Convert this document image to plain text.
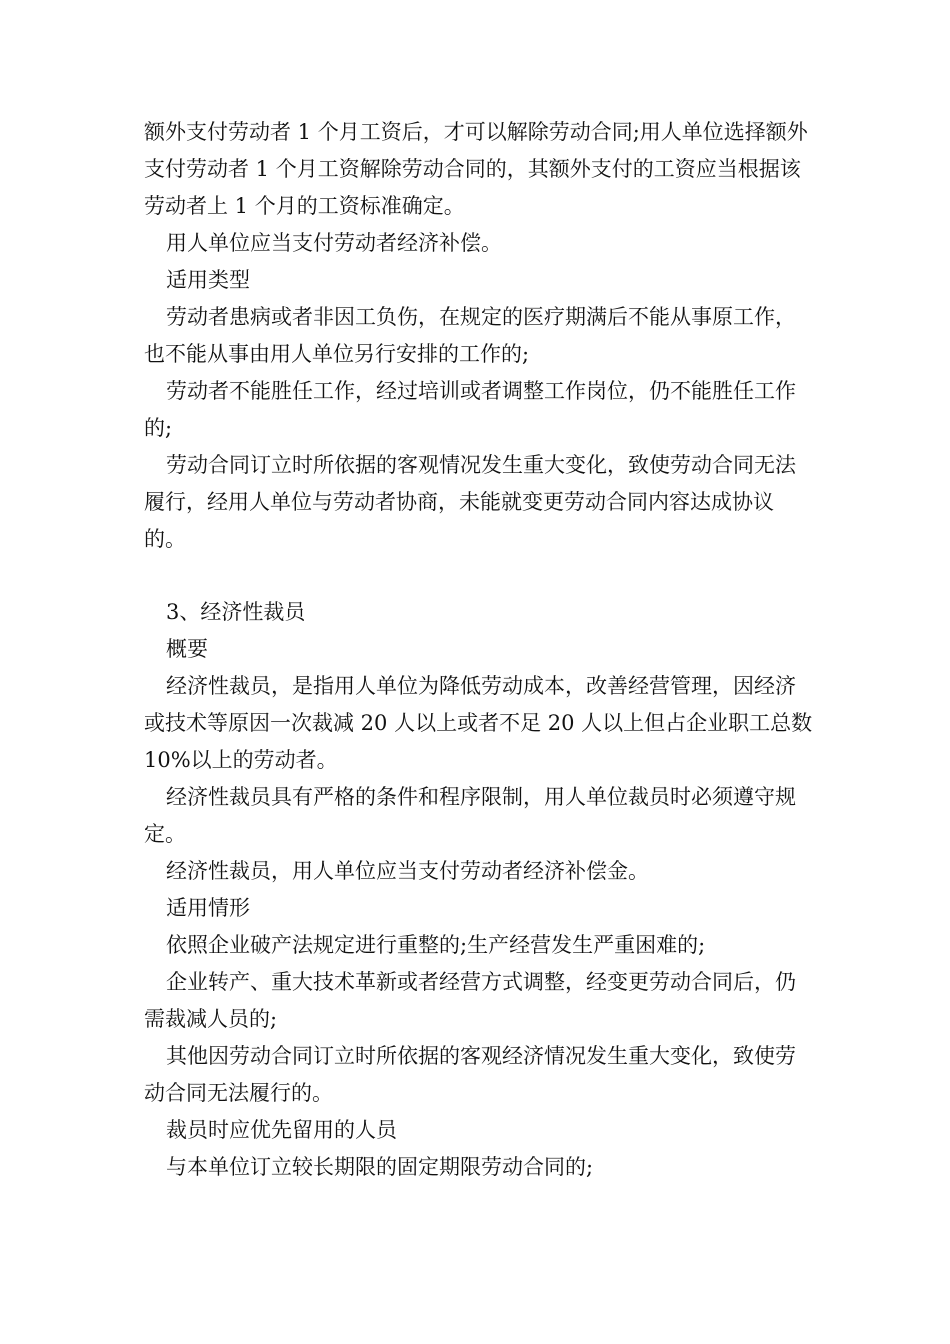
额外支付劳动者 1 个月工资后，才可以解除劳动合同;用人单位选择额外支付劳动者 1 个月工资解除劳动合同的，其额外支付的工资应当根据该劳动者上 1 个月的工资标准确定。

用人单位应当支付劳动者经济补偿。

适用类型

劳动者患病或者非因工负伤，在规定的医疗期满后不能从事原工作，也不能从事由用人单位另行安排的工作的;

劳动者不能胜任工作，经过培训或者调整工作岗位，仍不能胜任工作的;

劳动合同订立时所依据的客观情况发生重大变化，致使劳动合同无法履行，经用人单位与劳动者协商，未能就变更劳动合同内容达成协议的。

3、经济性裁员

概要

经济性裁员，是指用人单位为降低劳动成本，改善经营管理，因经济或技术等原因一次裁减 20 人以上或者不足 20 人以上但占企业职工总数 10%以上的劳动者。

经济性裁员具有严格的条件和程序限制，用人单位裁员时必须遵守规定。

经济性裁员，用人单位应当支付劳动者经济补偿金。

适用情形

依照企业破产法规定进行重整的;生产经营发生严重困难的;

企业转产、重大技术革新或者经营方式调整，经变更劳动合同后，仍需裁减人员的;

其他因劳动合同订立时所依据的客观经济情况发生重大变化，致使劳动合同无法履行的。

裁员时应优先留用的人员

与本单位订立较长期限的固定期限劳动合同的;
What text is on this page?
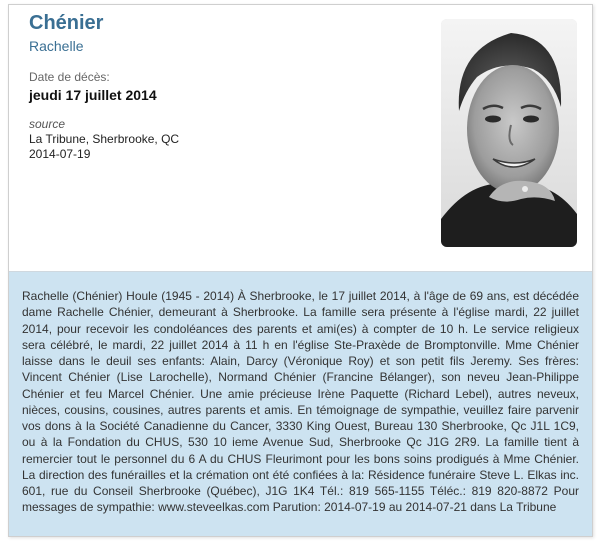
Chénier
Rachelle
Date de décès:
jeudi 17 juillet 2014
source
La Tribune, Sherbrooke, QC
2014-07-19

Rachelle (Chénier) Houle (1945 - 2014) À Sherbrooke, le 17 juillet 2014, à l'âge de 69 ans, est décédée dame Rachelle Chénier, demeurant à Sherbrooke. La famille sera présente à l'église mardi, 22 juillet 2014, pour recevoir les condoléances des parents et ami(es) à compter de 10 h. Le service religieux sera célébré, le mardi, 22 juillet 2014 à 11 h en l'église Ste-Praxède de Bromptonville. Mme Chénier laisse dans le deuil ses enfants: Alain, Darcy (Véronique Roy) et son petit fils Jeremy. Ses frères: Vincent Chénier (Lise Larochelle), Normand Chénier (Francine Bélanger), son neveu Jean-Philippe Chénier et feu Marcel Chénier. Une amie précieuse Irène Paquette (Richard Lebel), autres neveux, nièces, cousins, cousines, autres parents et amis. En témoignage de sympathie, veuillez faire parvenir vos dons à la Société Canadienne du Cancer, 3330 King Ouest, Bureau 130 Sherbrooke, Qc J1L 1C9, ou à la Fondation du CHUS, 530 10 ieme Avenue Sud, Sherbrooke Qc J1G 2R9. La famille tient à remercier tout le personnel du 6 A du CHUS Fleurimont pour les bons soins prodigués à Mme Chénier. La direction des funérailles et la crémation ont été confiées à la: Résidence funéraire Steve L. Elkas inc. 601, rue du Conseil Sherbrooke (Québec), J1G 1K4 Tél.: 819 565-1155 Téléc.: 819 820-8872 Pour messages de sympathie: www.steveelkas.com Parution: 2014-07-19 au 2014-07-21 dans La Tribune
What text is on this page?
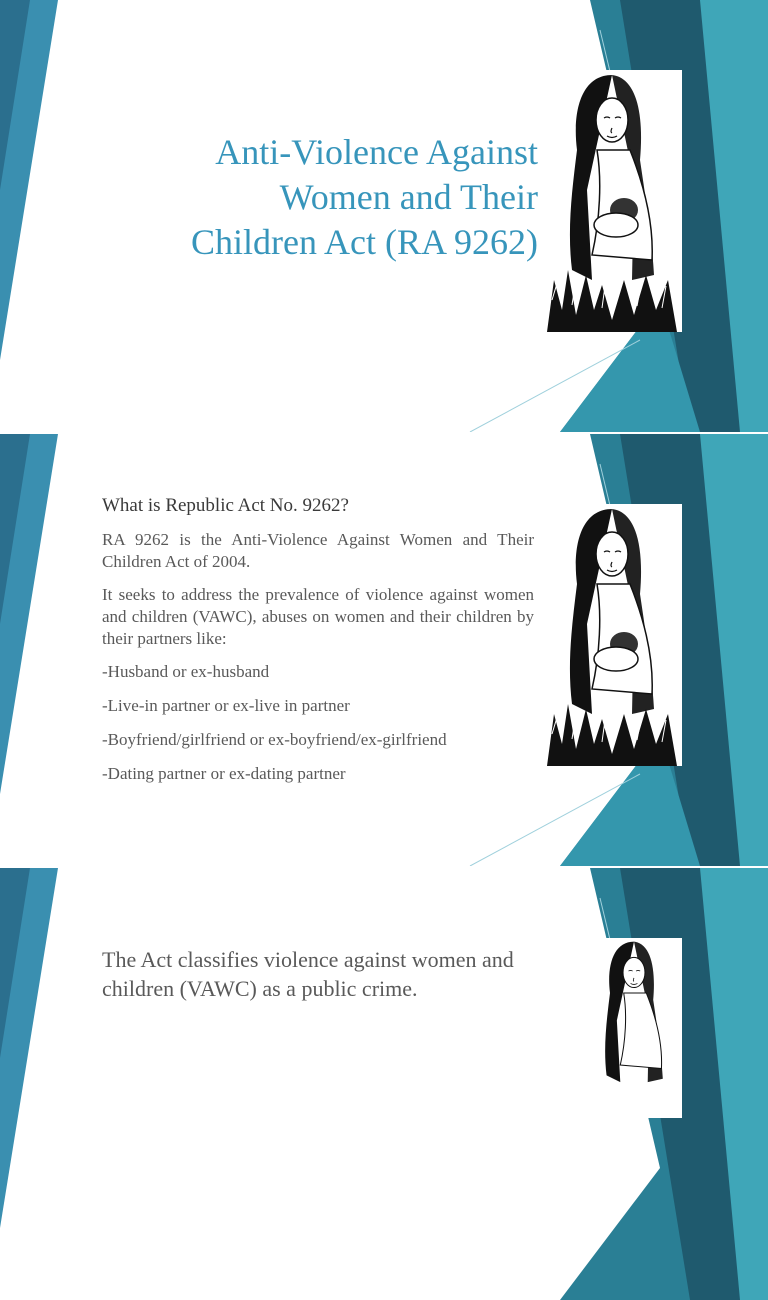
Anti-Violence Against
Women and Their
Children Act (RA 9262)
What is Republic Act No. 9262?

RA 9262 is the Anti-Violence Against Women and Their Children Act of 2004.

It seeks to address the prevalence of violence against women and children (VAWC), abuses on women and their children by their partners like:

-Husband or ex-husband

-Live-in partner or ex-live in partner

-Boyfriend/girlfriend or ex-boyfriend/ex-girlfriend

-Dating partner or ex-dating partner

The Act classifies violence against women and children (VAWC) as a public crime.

┄┄┄┄┄┄

**Your goal**
Above are records; say how many of their lines contain the word "Anti", giving only the number.

**Solution for this problem**
2